Goal = Every line of the data that contains the string "window" must be copied.
┌──
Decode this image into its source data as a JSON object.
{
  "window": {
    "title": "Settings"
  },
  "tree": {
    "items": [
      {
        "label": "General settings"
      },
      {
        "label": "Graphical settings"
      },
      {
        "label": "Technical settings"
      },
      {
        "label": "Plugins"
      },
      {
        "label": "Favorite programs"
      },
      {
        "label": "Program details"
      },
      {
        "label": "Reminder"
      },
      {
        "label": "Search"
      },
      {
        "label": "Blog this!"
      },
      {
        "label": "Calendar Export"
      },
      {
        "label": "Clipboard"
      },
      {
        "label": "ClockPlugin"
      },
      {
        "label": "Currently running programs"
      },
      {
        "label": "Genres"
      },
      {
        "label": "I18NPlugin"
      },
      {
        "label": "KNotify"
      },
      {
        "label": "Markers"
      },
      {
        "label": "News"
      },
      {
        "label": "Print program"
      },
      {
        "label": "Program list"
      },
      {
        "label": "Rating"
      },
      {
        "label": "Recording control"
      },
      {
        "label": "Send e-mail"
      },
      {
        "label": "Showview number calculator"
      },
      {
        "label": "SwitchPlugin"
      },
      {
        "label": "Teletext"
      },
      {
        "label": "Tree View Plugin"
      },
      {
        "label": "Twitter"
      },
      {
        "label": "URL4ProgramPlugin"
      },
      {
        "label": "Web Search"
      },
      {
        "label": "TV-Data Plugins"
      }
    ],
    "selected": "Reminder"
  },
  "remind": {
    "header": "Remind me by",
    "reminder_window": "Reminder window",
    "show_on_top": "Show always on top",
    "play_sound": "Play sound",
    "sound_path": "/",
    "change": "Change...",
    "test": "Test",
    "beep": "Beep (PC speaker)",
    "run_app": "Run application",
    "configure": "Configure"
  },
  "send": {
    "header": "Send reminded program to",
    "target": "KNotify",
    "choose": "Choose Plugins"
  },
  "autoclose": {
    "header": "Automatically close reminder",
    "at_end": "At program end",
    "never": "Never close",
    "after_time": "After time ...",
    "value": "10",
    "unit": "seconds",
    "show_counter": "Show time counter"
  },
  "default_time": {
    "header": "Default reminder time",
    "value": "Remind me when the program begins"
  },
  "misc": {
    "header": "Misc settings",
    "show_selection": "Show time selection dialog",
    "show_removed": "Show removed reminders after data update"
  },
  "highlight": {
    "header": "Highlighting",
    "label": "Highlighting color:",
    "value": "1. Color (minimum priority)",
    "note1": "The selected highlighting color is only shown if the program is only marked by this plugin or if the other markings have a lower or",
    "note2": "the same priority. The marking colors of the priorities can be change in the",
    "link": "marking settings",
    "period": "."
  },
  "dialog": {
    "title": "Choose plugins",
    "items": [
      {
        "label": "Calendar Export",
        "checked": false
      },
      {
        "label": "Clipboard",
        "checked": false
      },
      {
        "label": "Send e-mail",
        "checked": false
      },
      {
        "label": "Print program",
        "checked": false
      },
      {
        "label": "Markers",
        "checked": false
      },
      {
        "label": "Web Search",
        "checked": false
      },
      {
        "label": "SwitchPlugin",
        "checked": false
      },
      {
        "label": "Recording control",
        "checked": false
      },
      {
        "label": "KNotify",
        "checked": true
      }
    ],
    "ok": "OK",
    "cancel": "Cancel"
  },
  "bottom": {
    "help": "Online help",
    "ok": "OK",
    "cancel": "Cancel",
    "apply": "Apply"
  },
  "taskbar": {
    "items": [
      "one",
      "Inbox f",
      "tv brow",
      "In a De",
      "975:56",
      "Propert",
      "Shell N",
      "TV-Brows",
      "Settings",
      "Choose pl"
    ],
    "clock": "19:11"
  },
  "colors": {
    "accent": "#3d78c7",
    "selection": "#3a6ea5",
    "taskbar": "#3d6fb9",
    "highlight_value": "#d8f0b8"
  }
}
└──
┌──
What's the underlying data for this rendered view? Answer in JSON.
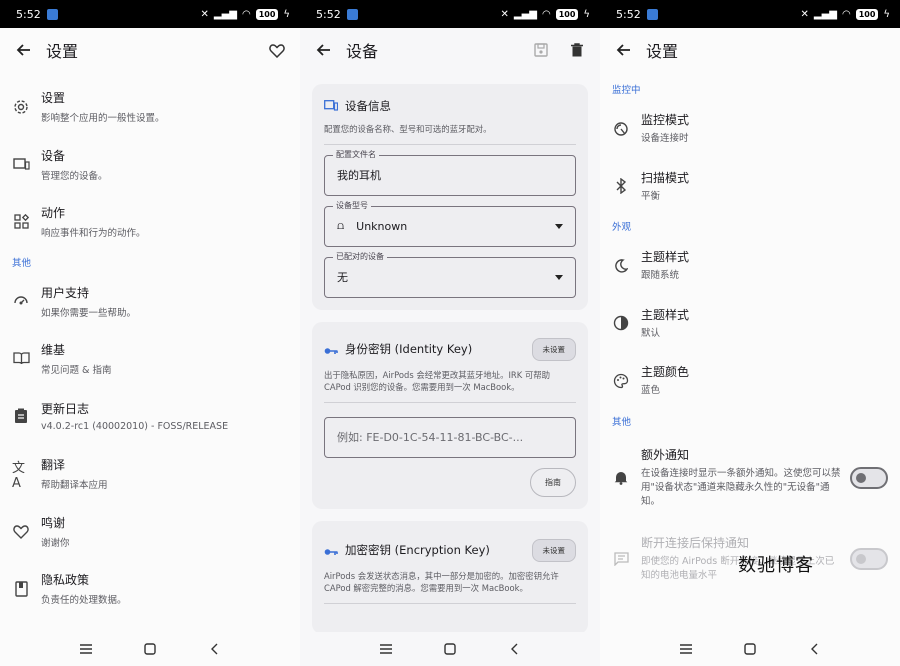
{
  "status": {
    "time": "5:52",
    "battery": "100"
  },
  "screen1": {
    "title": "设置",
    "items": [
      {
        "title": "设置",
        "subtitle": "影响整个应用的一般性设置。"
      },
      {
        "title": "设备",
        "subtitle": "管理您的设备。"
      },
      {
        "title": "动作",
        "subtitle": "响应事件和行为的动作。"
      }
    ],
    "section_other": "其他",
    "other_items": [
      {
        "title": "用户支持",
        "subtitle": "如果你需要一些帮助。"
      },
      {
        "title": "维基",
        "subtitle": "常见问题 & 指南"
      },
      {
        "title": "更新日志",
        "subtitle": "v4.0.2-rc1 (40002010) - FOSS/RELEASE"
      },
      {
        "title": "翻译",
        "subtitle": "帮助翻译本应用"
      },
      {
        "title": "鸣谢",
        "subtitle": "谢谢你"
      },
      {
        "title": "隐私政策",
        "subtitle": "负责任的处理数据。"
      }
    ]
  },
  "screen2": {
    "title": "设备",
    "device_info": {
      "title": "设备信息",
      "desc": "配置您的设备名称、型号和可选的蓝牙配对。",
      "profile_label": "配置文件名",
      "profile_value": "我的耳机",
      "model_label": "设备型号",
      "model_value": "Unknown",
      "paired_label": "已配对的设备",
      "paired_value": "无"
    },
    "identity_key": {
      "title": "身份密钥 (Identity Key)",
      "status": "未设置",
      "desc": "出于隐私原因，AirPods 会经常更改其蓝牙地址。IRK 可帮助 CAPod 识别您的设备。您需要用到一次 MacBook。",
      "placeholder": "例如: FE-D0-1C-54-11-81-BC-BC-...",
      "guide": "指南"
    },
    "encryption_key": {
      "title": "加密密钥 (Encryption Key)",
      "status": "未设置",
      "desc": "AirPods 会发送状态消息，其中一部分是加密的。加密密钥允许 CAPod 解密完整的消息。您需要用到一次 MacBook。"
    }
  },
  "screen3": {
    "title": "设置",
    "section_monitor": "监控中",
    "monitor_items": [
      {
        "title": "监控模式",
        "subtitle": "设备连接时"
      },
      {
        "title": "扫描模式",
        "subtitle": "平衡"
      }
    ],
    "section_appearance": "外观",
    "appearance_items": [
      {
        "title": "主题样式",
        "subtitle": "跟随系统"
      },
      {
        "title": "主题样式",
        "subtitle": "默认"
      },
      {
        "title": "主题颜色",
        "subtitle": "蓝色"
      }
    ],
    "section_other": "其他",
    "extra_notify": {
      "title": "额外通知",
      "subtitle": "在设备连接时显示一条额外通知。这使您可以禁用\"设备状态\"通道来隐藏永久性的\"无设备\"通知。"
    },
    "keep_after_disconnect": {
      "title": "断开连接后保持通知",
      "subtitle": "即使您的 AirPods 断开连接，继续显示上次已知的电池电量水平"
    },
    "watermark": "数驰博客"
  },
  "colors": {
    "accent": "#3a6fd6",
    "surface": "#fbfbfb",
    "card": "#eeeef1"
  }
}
└──
Solution =
  "window": {
    "reminder_window": "Reminder window",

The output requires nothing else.